**PROBLEMS**
(1) From the passage on fear and terrorism below, list each effect of fear that the text says can be seen all around us.
(2) Retype the passage on fear and terrorism below, starting at "And this is" and ending at "is very effective.".
(3) Continue the passage on fear and terrorism below from the point where it stops.

**PAGE EXCERPT**
There is a very real demonic reality that has been unleashed in this event. It is fear and it is palpable. Fear because seemingly normal people that live around us are capable of doing something so bizarre and deadly dangerous that we find ourselves not knowing who to trust. And fear that something as monotonously normal as going to work or boarding a plane can suddenly become a living nightmare. This is not the ‘Twilight Zone'. This is real life.

And this is the intent of terrorism, to propagate this fear, and make the living of life the dread-filled. In a recent article in a newspaper in Egypt, one advocate of suicide bombing spoke of the success of the many bombings in Israel. One of his principal points was the collateral psychological fall out that is so difficult to gauge. He pointed out, in some very grim math, that the average bomb yields 10 dead and 50 wounded… But he went on, dozens of families decide to move out of Israel to somewhere else and hundreds of families decide not to emigrate to Israel at all.[i] It is sick but the intent is to spread fear and uncertainty and it is very effective.

All around us we see the fall out of this fear. We read that people are purchasing firearms, more than a little irrational, but as the head of the N.R.A. said this week, they are uncertain and afraid. People don't want to get on planes. Suddenly, those commanding views from high atop offices are not so desirable. And the biggest casualty has been civil liberties. We deeply cherish the fundamental freedoms that we have come to take for granted in our country. And it is becoming obvious to almost everyone, even though we haven't given articulate voice to it yet that the Free society took an enormous amount of time and effort to develop and is very delicate, easily destroyed. You can't really be free in a terror-filled world.

This fear, at this point, will have to be willed away and I don't underestimate for a minute how difficult that really is, but that is the spiritual challenge we face. And I suspect that we here in metropolitan New York will lead the world in this, partly because of our sheer cussedness.

I lived several weeks in Jerusalem in 1976, when the Palestinians blew up the number 6 bus that ran between Old Jerusalem and New Jerusalem. It was one of the most popular buses and it was very disturbing that something like that could happen, since everyone rode it. Just after the bombing, the news people interviewed a guy that was waiting for the #6 bus. It turns out he is from New York. The lady said, “Sir, with all the concern about safety, I see that you are riding the bus anyway… Sir can you tell us why?”

**MATERIAL PROVIDED**
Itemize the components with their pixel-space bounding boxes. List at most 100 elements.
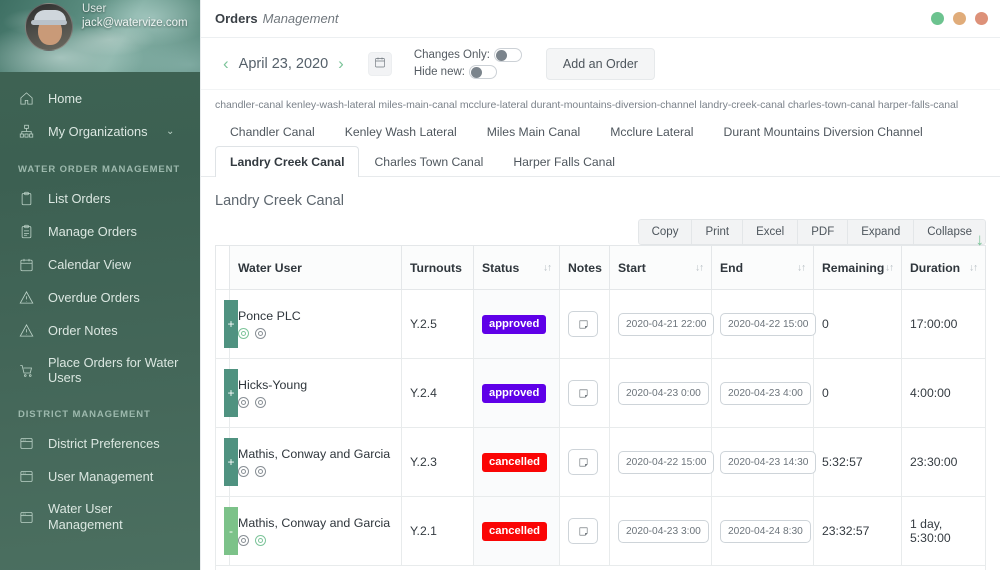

**RESPONSES TO THE EXERCISE**
(1)
- People are purchasing firearms.
- People don't want to get on planes.
- Offices with commanding views high atop buildings are no longer so desirable.
- Civil liberties have become the biggest casualty.

(2)
And this is the intent of terrorism, to propagate this fear, and make the living of life the dread-filled. In a recent article in a newspaper in Egypt, one advocate of suicide bombing spoke of the success of the many bombings in Israel. One of his principal points was the collateral psychological fall out that is so difficult to gauge. He pointed out, in some very grim math, that the average bomb yields 10 dead and 50 wounded… But he went on, dozens of families decide to move out of Israel to somewhere else and hundreds of families decide not to emigrate to Israel at all.[i] It is sick but the intent is to spread fear and uncertainty and it is very effective.

(3)
Phgghh… he said, “it's too far to walk.” What are you going to do, let fear rule you. We have to will ourselves back to normality. I think New Yorkers are uniquely disposed to will normality again.

And there are signs that things are returning to normal. Perhaps you heard about the pilot this week at Kennedy airport, who, just before take off said. “Ladies and Gentlemen, I want to thank you for flying… we don't have any new guidelines for flying, so a couple of things. First, this plane has no bomb on it, so if someone tells you it does they are lying. Second, if someone tries to take over the plane with box cutters, I want everyone to start throwing stuff at them at the same time, get a blanket over their head, hold them on the ground and we'll stop at the nearest airport and turn them over to the authorities. Ladies and Gentlemen, the Constitution says, “We the people” that means you and me.” I understand he was applauded. And I think that New Yorkers are uniquely disposed to take control of their lives again.

But, as we go forward, it will take more than just cussedness, it will take love. St. John said, “Love casteth out fear”. And it does. And love will have to help people manage their fear, work through their fears, and get over it.

Casting out fear and working through our grief is not a deal where one size fits all. I want you to remember that. Some of us already just want to get on with it. Other people want to talk about it and talk about it and talk about it. The Superintendent of Schools has asked me to remind parents of young children especially, but children in general, that they don't need to be overexposed to the aftermath of this tragedy, the way that some adults want to stay hooked into the news. People are just edgy all around us. Some people are having a hard time concentrating on work. We are at different places. And the face of love recognizes this, helps each person to grow at their own pace and work through their grief and anger, and move towards hope and the recovery of some of the precious wonder of life and the ordinary goodness that comes from children, baptisms, watching the sunset, sitting together as families, sharing a meal with friends.

And love ought to motivate us- and I am certain that it will- to make a long-term commitment to understanding Islam, to making some connections with people of Muslim faith. It ought to lead us to understanding and respect, to an exploration of our shared humanity, and the religious values that make for peace and tolerance. Ultimately, we cannot simply just have political freedoms. Political freedom has a spiritual foundation. Political freedoms only really work if there is real good will, real respect, real recognition of our common humanity. And all of those are spiritual challenges. We have to begin a long, sustained process of developing respect, understanding, and good will. That is the healing that is in front of us and it is large. It will be long. It will be difficult at times. But profound challenges have a way of bringing out profound responses. We are up to it. I am sure. May the fear that has been unleashed be surrounded and enveloped by an even bigger love that brings us together.

Amen.



[i] Norman Podhoretz, in “Oslo: The Peacemongers Return” in Commentary (October 2001), p. 22. Also see the web site www.memri.org.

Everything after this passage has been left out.